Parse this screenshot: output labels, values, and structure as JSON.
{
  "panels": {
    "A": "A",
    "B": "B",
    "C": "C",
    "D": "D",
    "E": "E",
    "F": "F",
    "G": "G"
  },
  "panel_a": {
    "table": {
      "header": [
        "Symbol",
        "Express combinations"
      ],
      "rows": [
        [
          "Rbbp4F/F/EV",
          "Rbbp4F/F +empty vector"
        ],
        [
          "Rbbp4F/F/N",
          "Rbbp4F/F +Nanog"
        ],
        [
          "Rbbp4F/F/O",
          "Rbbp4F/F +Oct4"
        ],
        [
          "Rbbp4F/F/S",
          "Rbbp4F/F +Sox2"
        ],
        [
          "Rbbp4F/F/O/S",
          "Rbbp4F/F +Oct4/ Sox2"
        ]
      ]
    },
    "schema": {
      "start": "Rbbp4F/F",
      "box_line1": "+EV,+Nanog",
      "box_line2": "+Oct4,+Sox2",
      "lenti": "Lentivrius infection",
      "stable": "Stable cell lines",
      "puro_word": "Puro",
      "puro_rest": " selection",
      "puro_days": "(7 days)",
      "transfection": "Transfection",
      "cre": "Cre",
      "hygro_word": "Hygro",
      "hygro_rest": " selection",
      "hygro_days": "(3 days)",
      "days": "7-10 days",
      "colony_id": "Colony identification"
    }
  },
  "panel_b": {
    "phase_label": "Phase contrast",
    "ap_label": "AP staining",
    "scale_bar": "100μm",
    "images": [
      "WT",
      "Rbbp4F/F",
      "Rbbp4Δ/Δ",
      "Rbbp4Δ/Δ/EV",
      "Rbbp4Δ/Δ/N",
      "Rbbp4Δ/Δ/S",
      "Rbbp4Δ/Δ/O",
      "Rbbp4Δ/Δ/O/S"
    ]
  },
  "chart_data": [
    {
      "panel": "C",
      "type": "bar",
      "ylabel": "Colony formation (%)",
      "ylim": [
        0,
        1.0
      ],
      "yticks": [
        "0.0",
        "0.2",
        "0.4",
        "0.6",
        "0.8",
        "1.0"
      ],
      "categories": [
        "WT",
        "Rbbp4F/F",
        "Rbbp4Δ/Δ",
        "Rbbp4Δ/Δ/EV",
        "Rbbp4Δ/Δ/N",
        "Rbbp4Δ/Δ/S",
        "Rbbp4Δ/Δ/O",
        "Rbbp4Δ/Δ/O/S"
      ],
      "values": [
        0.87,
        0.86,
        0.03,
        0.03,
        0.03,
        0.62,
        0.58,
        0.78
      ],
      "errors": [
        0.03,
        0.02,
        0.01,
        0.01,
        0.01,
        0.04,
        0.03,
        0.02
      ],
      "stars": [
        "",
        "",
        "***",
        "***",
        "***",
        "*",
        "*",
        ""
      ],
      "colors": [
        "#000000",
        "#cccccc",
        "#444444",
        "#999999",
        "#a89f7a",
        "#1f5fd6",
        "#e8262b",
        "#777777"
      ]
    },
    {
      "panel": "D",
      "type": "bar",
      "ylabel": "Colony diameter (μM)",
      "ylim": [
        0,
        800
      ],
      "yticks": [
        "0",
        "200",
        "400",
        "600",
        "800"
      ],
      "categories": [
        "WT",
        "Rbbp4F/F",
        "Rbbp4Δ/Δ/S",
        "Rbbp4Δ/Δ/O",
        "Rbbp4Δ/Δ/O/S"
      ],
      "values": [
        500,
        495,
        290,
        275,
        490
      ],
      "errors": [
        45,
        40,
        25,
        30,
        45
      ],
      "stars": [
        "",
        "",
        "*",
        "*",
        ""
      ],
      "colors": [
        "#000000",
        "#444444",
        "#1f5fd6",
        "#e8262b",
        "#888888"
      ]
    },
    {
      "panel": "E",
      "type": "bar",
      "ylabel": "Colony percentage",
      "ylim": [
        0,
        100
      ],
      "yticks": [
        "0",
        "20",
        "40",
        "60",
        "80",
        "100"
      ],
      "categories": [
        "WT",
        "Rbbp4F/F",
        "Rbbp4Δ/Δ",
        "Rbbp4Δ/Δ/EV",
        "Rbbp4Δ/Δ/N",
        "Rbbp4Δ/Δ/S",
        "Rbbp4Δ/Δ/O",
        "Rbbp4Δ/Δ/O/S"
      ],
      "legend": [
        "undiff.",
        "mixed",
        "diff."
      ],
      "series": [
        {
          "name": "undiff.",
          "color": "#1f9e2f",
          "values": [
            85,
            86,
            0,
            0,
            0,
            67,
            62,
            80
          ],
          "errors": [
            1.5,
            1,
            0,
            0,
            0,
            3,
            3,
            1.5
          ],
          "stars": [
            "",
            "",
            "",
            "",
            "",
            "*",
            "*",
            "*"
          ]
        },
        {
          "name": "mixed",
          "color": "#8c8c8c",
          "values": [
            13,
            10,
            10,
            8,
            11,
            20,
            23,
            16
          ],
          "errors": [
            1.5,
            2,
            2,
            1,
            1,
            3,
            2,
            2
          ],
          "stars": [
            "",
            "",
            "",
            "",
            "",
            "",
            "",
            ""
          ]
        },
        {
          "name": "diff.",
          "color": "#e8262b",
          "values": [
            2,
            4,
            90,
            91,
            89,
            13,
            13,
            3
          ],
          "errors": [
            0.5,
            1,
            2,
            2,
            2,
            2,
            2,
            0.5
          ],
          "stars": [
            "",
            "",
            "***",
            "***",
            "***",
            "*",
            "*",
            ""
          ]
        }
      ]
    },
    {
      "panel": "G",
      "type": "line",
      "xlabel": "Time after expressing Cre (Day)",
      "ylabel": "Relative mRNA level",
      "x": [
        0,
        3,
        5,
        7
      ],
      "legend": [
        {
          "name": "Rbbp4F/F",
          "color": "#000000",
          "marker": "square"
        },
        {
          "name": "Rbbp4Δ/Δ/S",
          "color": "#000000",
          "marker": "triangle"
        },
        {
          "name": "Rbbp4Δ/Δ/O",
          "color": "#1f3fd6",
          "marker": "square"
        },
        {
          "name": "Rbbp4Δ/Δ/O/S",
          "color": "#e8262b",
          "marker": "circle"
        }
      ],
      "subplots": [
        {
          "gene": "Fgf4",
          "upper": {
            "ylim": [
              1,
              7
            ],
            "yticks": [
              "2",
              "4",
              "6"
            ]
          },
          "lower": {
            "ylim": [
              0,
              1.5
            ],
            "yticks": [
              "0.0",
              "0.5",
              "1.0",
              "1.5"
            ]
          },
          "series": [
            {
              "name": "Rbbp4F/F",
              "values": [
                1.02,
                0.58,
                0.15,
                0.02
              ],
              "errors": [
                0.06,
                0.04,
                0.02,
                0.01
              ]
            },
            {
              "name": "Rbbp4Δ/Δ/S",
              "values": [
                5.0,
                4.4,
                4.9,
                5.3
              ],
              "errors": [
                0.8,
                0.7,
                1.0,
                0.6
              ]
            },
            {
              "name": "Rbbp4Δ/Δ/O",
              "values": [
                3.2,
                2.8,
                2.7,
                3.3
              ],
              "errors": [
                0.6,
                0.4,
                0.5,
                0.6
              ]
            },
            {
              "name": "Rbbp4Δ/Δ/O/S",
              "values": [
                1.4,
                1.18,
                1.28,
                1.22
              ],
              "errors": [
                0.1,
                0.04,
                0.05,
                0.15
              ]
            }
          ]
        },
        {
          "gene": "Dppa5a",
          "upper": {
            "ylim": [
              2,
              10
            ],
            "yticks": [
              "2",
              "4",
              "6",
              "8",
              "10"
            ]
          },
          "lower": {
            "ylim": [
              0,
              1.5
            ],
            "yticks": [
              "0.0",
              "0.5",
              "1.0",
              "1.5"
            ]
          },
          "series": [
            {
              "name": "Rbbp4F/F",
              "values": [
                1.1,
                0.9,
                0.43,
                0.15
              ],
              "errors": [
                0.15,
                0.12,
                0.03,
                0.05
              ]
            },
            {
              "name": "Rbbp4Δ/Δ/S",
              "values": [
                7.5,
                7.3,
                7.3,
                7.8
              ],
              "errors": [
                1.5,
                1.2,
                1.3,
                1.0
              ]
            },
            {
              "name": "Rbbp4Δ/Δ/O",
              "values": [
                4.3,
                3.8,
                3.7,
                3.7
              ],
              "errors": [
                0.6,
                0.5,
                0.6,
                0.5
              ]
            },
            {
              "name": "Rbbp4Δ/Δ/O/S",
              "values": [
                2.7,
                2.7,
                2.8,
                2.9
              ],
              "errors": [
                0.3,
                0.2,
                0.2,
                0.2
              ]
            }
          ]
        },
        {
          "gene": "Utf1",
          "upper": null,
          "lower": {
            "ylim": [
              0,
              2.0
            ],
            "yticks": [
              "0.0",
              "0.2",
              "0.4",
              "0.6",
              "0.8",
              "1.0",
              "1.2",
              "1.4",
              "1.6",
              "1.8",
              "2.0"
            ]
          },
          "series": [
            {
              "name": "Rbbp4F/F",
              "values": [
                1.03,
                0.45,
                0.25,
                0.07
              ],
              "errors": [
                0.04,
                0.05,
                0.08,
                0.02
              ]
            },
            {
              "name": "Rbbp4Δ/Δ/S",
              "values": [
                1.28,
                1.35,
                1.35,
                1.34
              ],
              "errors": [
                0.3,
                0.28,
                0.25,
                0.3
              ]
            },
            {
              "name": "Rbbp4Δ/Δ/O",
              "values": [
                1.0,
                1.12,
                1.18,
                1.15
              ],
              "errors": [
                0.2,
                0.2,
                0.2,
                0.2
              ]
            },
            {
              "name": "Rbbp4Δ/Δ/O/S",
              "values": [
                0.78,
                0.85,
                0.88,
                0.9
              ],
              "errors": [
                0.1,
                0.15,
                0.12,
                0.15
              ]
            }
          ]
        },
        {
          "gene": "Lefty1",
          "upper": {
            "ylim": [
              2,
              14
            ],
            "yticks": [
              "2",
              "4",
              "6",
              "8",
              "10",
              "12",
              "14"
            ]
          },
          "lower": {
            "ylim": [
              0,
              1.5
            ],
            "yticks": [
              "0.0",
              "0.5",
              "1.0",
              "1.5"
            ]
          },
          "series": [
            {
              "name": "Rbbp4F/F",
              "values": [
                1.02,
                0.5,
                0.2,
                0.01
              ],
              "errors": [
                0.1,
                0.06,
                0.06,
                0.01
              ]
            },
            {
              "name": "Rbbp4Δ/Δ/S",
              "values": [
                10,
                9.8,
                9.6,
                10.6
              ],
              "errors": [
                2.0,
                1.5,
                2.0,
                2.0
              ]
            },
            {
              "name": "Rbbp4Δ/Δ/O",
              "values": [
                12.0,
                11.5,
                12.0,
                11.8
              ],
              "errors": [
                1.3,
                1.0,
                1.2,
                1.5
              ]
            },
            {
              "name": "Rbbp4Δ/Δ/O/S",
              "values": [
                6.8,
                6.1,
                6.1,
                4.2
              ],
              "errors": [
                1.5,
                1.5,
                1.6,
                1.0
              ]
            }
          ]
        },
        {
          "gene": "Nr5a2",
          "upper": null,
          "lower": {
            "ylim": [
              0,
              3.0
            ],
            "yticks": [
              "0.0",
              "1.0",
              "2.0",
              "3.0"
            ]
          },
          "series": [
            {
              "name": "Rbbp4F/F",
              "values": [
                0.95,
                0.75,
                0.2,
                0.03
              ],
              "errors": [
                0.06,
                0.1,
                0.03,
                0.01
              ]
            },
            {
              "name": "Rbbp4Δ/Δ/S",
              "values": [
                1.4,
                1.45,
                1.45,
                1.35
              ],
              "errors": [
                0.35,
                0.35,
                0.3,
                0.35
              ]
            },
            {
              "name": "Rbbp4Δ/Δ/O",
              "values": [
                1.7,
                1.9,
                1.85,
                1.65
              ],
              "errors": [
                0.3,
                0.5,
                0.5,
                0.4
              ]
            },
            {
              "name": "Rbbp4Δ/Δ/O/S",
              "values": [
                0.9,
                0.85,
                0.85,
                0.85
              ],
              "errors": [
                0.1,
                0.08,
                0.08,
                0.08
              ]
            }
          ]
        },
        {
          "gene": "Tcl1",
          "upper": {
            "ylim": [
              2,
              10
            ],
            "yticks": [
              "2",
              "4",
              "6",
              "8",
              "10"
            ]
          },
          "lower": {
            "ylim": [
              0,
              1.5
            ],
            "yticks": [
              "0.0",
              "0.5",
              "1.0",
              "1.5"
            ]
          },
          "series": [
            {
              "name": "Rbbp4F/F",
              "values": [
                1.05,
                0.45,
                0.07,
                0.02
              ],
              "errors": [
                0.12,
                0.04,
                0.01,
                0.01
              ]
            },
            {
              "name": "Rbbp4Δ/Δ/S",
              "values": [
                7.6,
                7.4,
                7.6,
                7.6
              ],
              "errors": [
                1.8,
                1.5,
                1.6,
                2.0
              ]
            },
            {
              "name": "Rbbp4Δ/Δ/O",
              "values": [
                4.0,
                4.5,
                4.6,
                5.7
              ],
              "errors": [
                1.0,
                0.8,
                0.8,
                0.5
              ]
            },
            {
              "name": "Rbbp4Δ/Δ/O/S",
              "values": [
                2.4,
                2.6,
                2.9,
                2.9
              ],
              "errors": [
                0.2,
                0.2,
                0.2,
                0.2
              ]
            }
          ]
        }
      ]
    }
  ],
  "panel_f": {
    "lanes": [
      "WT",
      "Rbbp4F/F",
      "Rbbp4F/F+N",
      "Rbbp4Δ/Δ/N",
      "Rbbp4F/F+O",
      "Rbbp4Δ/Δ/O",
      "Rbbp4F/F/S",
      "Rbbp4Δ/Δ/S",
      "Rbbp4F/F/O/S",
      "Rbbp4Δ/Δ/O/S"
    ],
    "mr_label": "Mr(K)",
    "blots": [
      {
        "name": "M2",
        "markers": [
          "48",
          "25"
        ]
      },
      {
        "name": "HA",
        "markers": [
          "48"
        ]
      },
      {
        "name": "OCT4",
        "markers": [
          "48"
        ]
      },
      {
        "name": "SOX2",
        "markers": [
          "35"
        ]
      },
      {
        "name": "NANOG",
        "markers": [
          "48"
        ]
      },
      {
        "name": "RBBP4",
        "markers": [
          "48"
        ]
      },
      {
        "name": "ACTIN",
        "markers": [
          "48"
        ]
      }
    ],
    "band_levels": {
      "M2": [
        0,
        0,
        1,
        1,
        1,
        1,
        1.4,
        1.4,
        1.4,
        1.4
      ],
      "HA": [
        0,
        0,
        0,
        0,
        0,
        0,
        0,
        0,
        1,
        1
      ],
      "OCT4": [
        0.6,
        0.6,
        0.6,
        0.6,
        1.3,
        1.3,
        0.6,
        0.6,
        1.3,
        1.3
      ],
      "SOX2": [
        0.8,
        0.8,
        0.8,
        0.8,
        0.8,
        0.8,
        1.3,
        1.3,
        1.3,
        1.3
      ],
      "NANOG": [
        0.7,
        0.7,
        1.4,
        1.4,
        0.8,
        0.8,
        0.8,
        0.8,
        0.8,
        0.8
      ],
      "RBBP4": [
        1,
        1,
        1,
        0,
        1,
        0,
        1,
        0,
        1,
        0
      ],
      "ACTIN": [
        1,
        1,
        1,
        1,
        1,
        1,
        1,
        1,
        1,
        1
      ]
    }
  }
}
◆ ◆ ◆ ◆
Within the records above, each line containing "ylabel" is to be returned.

• **Solved problem**
      "ylabel": "Colony formation (%)",
      "ylabel": "Colony diameter (μM)",
      "ylabel": "Colony percentage",
      "ylabel": "Relative mRNA level",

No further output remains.